→ WHAT TO WORK ON: Can you pull out each line of the data below that includes the word "SLEEVE"?
------ MATERIALS PROVIDED ------
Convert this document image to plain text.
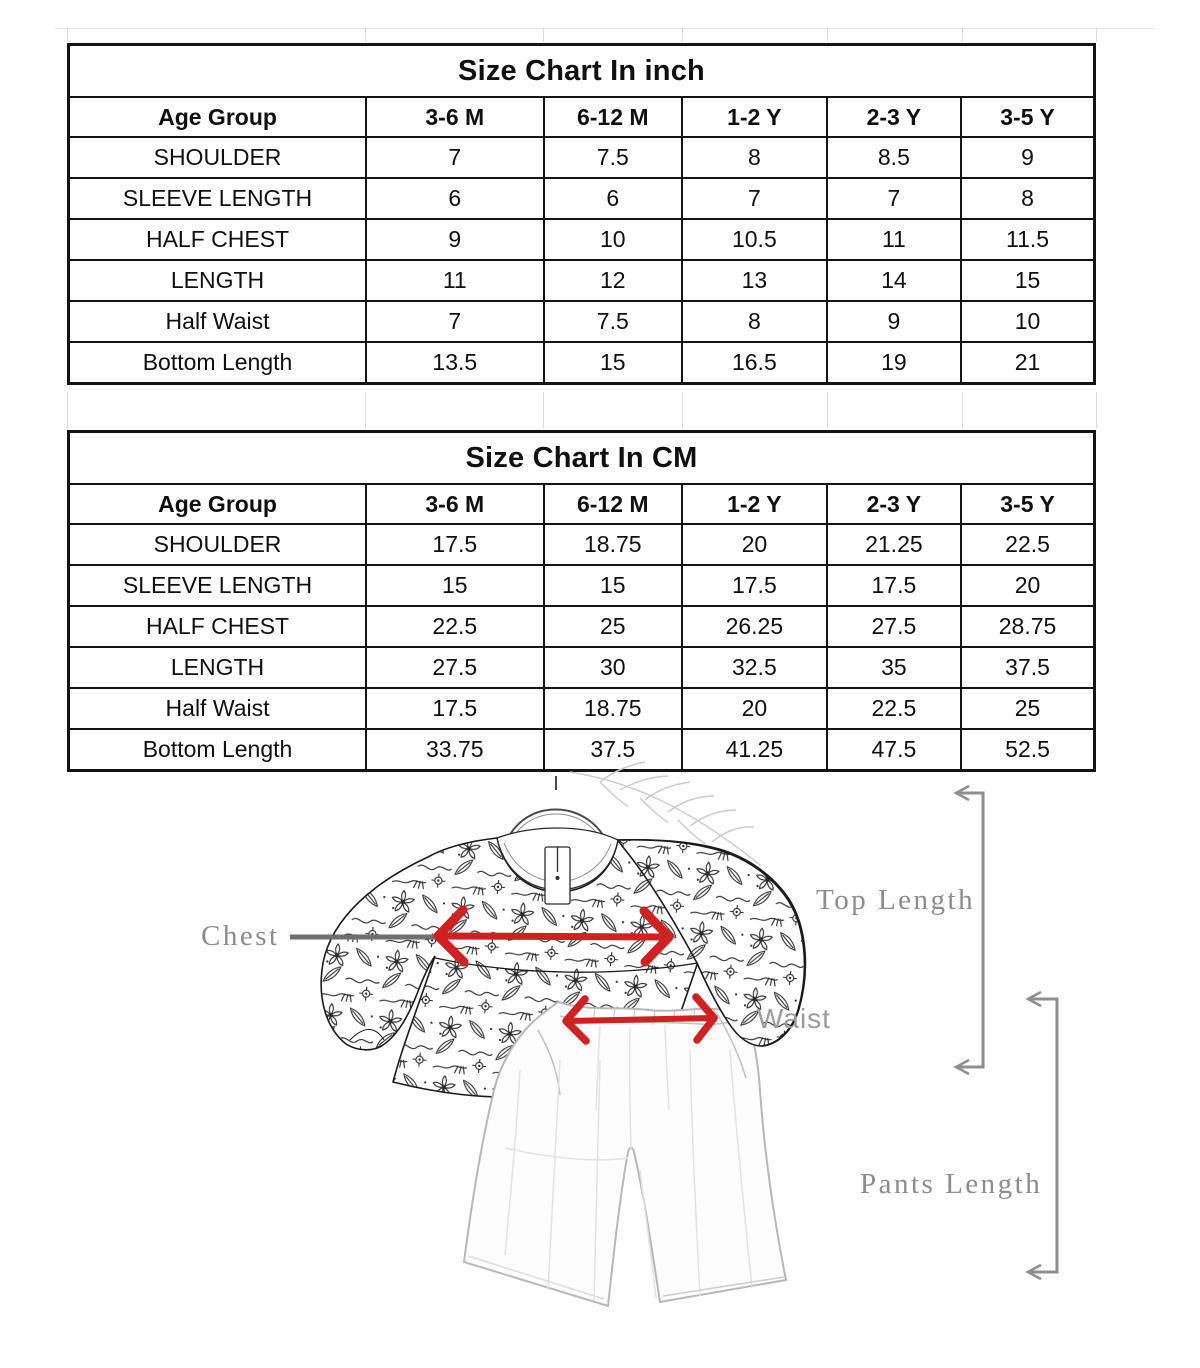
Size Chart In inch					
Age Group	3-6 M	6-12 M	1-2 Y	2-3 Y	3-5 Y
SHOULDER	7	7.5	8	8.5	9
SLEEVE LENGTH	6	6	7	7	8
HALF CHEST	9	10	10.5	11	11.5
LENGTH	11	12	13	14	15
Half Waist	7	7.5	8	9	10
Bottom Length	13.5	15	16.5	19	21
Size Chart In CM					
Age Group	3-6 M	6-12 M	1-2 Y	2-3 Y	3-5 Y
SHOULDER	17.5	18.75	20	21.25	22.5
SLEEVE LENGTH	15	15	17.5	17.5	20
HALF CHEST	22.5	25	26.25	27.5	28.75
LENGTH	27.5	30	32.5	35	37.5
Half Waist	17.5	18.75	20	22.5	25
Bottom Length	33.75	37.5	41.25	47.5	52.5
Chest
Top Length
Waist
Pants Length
------
→ RESULT:
SLEEVE LENGTH	6	6	7	7	8
SLEEVE LENGTH	15	15	17.5	17.5	20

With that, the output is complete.